> **Task description**: Below are the records; pull every line that includes "type".

-------- Entries provided --------

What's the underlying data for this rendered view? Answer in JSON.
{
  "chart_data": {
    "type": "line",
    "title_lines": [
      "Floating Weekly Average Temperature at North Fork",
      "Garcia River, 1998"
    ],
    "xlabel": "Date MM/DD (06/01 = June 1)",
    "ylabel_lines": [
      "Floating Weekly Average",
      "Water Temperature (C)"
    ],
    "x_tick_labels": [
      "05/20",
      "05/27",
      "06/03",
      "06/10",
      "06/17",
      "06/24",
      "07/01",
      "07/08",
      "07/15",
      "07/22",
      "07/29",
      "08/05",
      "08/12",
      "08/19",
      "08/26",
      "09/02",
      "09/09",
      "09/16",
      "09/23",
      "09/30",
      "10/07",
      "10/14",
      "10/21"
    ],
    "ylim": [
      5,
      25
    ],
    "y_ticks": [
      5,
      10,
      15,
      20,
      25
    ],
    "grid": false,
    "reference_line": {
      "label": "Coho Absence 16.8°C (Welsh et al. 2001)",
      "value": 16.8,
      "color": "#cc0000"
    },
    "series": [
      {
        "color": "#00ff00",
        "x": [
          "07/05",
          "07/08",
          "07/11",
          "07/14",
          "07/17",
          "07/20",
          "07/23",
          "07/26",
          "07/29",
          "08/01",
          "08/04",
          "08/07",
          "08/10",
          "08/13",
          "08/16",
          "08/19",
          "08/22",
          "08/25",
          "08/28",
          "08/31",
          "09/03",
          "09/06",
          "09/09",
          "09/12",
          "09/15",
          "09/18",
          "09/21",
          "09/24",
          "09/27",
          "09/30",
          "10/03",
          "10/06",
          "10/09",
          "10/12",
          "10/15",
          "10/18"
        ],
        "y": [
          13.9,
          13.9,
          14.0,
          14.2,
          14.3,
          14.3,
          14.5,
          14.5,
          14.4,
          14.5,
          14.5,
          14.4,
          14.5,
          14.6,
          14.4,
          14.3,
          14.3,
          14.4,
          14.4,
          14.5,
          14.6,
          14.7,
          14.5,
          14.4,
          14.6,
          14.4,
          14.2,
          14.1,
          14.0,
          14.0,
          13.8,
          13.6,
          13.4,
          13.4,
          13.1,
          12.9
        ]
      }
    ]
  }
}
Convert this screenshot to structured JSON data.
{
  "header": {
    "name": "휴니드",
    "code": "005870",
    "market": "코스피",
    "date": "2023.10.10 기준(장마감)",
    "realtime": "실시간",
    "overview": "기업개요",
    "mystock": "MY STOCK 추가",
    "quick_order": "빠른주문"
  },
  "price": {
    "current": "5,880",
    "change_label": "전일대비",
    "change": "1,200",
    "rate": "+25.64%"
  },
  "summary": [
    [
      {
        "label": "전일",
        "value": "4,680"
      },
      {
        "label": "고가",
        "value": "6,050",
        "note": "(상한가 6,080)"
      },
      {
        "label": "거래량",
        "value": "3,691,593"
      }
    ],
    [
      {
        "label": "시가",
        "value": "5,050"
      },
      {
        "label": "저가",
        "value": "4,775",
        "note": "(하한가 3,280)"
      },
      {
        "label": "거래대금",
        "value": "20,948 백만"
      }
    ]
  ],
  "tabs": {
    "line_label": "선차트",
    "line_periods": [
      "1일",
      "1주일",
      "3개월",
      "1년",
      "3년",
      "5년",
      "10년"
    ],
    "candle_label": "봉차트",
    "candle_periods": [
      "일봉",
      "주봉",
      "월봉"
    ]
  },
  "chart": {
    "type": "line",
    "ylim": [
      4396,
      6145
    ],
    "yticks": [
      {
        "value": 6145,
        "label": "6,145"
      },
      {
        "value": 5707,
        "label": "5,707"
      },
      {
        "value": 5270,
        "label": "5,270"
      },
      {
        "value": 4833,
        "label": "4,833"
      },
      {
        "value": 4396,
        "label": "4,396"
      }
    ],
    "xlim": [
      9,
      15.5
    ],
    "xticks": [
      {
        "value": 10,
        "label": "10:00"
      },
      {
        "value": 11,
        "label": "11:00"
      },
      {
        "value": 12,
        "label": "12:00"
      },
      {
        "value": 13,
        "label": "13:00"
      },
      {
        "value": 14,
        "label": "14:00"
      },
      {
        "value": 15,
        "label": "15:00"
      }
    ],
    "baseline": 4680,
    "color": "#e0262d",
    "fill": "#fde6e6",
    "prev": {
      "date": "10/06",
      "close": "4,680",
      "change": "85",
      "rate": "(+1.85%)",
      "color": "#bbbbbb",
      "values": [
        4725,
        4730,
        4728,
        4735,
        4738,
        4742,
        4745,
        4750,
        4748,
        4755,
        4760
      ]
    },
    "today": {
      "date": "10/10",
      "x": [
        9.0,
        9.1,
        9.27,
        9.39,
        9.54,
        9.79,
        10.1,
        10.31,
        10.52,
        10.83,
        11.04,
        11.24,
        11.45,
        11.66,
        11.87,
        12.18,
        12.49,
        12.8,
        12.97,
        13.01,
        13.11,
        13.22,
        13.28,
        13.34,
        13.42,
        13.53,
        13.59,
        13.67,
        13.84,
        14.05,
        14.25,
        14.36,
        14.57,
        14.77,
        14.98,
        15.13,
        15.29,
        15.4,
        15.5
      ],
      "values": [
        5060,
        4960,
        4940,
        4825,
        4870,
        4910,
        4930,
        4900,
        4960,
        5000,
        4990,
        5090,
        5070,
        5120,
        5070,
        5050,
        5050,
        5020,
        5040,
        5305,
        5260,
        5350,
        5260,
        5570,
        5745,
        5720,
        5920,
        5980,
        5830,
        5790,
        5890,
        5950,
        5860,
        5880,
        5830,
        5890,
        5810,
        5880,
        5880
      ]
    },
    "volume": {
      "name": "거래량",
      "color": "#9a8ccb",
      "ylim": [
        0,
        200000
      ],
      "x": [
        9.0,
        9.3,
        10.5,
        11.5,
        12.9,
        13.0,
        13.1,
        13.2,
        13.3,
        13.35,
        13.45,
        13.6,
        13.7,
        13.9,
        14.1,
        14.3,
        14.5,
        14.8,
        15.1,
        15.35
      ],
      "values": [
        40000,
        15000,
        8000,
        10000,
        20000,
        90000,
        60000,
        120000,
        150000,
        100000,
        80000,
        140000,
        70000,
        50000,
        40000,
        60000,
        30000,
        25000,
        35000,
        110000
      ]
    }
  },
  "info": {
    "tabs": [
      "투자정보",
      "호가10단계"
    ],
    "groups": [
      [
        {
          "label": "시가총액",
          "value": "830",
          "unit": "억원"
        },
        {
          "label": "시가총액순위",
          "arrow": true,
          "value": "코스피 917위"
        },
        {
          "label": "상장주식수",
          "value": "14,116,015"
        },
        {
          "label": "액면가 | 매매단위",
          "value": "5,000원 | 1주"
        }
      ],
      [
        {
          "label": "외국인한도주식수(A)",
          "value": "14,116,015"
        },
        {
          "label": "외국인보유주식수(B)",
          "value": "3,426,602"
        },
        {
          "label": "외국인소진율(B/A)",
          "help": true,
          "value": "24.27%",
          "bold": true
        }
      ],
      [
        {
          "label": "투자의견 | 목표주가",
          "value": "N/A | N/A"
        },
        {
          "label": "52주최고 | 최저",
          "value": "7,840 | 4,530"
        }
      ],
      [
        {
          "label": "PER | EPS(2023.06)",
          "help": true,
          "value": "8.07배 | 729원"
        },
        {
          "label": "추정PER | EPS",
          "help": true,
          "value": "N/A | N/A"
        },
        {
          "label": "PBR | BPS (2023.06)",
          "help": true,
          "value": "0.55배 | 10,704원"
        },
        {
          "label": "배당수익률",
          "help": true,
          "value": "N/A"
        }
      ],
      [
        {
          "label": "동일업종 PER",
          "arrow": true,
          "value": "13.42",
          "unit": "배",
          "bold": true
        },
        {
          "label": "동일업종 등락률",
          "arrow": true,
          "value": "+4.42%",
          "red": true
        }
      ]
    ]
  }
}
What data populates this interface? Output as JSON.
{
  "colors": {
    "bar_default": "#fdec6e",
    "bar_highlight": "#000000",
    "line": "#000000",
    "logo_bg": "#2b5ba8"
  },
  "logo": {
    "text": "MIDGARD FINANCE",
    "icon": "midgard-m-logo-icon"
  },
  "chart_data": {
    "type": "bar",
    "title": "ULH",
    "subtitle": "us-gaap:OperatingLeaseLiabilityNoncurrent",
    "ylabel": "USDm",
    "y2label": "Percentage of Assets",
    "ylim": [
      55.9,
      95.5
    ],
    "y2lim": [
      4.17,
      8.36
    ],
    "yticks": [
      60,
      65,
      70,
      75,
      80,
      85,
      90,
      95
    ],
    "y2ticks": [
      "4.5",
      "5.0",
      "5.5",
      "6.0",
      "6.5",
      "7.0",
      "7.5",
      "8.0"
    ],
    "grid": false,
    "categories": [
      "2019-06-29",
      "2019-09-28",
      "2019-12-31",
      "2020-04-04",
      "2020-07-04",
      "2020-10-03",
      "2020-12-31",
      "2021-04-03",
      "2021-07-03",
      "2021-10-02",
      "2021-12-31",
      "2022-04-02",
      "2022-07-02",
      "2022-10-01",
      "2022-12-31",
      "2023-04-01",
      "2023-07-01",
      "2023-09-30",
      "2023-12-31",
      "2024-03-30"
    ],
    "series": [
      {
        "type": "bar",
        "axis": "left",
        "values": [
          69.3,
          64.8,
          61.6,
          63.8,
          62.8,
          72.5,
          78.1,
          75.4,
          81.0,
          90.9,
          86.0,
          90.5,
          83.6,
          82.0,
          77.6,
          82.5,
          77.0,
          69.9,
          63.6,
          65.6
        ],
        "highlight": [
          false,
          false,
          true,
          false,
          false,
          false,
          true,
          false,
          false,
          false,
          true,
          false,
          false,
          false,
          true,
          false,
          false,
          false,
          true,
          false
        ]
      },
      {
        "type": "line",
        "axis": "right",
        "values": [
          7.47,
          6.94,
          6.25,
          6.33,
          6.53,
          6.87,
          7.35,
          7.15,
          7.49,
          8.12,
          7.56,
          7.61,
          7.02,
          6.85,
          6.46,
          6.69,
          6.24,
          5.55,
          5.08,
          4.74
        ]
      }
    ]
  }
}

--------

> **Written solution**:
    "type": "line",
    "type": "line",
    "type": "bar",
        "type": "bar",
        "type": "line",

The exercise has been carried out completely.